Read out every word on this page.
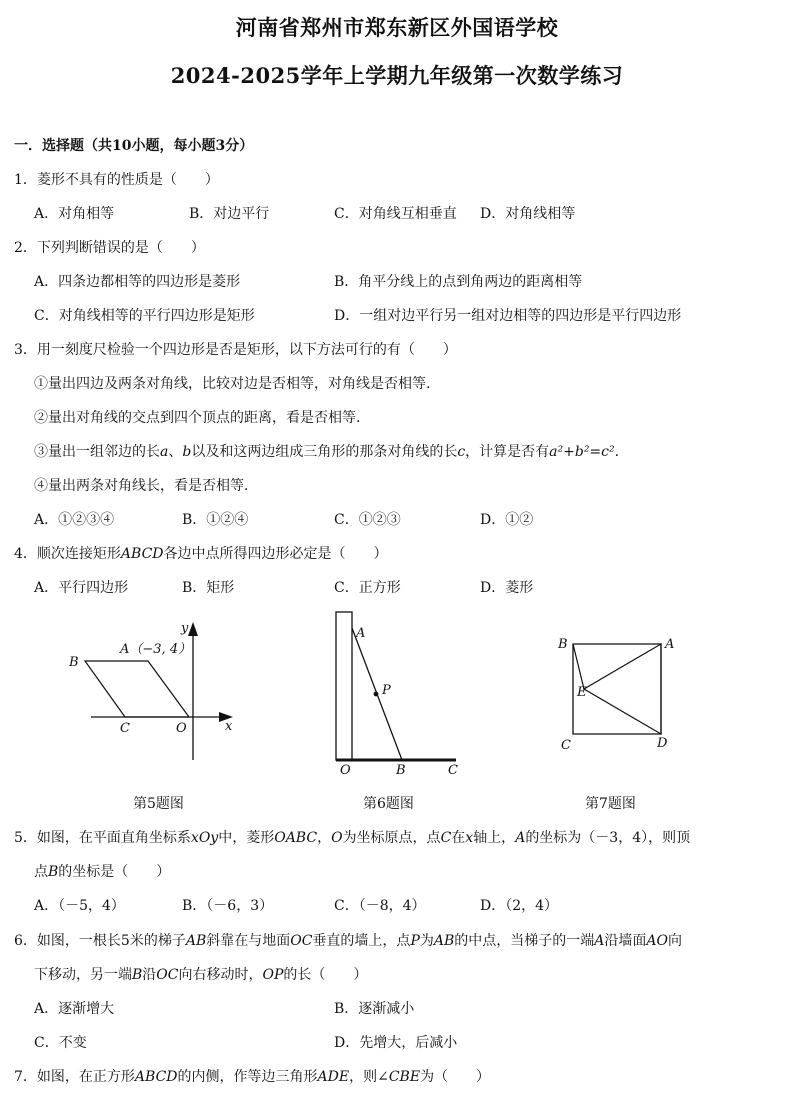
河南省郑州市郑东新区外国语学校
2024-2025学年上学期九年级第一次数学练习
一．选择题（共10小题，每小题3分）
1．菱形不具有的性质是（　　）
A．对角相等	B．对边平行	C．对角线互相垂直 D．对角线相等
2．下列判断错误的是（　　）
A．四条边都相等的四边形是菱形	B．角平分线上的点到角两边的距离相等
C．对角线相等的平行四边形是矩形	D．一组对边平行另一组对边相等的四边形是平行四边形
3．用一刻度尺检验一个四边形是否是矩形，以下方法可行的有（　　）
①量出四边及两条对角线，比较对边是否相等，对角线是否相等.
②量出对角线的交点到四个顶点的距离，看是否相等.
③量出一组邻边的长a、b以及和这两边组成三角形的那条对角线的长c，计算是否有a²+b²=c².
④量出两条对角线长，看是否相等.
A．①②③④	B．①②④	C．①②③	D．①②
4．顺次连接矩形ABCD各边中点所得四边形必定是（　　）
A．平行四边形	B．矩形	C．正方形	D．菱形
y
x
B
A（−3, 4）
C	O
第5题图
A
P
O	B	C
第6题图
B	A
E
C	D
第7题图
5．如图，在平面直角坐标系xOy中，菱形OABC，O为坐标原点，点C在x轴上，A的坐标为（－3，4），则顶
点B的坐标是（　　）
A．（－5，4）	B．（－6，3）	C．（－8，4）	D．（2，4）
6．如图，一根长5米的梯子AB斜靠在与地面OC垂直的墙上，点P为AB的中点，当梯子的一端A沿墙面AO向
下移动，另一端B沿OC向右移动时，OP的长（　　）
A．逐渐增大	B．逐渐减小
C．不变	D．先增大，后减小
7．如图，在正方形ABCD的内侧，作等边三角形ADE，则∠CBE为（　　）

WHAT YOU HAVE TO DO –
With the pictures left out, transcribe the material exactly.

SOLUTION BELOW –
Read out every word on this page.
河南省郑州市郑东新区外国语学校
2024-2025学年上学期九年级第一次数学练习
一．选择题（共10小题，每小题3分）
1．菱形不具有的性质是（　　）
A．对角相等	B．对边平行	C．对角线互相垂直 D．对角线相等
2．下列判断错误的是（　　）
A．四条边都相等的四边形是菱形	B．角平分线上的点到角两边的距离相等
C．对角线相等的平行四边形是矩形	D．一组对边平行另一组对边相等的四边形是平行四边形
3．用一刻度尺检验一个四边形是否是矩形，以下方法可行的有（　　）
①量出四边及两条对角线，比较对边是否相等，对角线是否相等.
②量出对角线的交点到四个顶点的距离，看是否相等.
③量出一组邻边的长a、b以及和这两边组成三角形的那条对角线的长c，计算是否有a²+b²=c².
④量出两条对角线长，看是否相等.
A．①②③④	B．①②④	C．①②③	D．①②
4．顺次连接矩形ABCD各边中点所得四边形必定是（　　）
A．平行四边形	B．矩形	C．正方形	D．菱形
y
x
B
A（−3, 4）
C	O
第5题图
A
P
O	B	C
第6题图
B	A
E
C	D
第7题图
5．如图，在平面直角坐标系xOy中，菱形OABC，O为坐标原点，点C在x轴上，A的坐标为（－3，4），则顶
点B的坐标是（　　）
A．（－5，4）	B．（－6，3）	C．（－8，4）	D．（2，4）
6．如图，一根长5米的梯子AB斜靠在与地面OC垂直的墙上，点P为AB的中点，当梯子的一端A沿墙面AO向
下移动，另一端B沿OC向右移动时，OP的长（　　）
A．逐渐增大	B．逐渐减小
C．不变	D．先增大，后减小
7．如图，在正方形ABCD的内侧，作等边三角形ADE，则∠CBE为（　　）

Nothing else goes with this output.